■ **YOUR GOAL**
Of all the lines in the material below, how many include the string "this"? Give the number only.

(Excerpt from a dataset)
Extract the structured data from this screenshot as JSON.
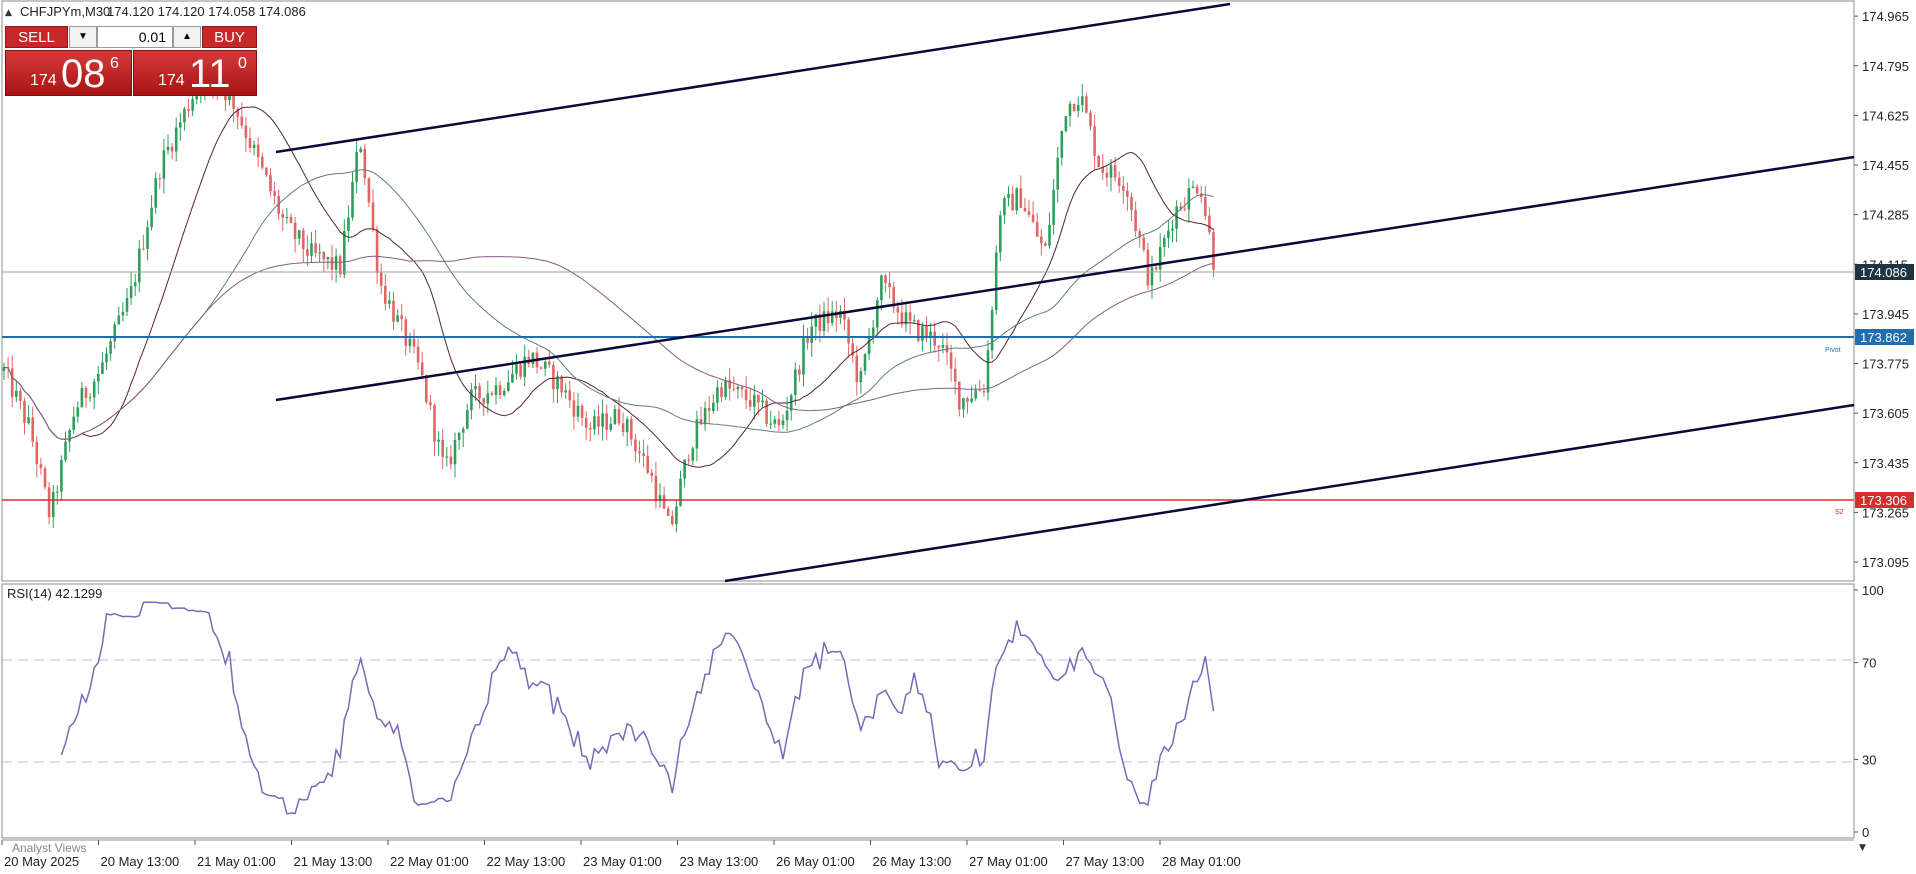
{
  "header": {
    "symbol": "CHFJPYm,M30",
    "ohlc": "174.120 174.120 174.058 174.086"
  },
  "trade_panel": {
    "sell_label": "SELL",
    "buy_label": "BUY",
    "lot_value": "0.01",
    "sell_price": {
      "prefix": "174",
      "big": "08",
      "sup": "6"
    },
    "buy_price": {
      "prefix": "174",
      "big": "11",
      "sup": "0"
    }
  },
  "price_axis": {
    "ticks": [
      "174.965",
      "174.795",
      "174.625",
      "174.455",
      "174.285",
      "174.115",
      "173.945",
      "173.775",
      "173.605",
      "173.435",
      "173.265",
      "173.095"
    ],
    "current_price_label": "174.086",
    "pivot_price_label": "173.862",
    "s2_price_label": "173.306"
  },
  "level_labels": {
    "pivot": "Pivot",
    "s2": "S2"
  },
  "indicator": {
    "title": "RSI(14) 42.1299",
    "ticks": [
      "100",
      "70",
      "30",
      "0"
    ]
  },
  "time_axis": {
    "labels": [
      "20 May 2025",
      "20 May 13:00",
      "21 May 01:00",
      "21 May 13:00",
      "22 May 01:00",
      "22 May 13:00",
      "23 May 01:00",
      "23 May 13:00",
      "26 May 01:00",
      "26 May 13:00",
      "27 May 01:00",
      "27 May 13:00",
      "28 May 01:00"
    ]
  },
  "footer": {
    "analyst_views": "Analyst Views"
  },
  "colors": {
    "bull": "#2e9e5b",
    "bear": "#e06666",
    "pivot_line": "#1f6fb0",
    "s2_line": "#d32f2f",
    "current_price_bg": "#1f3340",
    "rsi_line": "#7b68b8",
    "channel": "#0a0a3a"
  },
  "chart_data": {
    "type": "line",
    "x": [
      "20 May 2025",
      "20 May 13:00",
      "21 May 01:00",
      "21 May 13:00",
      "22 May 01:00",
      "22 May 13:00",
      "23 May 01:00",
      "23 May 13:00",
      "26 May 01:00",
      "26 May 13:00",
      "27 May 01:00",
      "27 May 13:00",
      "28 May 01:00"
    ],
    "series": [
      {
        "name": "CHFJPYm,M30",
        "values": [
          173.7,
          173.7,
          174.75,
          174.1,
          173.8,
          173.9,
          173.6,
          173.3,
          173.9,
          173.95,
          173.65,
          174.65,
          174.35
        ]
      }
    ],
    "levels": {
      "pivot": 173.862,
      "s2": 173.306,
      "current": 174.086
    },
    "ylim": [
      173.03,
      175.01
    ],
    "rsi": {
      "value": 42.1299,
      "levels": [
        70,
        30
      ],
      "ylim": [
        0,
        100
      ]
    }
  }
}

...

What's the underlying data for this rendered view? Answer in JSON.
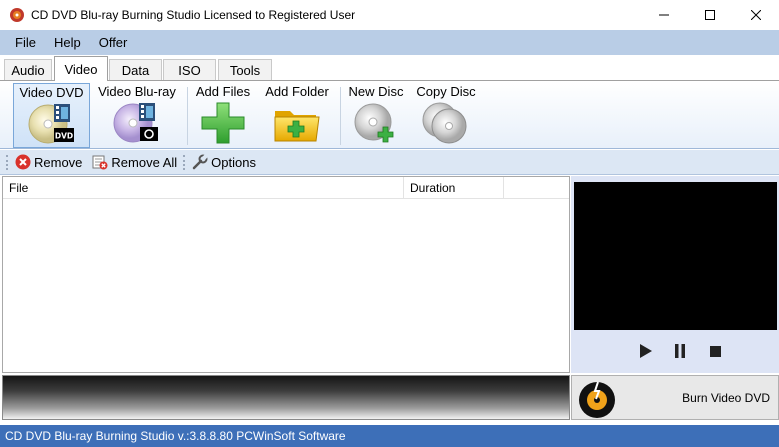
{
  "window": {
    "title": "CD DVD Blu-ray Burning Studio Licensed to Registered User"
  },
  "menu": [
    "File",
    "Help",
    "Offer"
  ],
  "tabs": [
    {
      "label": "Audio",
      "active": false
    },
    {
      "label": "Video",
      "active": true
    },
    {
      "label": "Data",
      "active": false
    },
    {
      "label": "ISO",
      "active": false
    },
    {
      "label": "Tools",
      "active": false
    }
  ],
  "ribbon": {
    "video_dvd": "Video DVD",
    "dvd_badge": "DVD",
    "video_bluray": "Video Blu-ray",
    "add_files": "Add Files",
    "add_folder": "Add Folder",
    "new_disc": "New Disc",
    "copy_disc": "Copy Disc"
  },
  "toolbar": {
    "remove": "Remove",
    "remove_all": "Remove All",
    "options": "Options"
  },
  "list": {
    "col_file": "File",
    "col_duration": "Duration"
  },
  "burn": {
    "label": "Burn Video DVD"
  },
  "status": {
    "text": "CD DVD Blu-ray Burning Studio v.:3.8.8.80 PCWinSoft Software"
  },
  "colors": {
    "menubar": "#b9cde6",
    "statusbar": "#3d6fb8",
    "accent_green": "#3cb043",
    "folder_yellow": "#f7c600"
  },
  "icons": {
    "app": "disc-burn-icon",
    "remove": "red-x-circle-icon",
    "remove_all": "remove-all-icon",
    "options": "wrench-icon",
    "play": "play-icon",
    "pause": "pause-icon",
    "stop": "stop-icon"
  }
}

■ **TASK SOLUTION**
2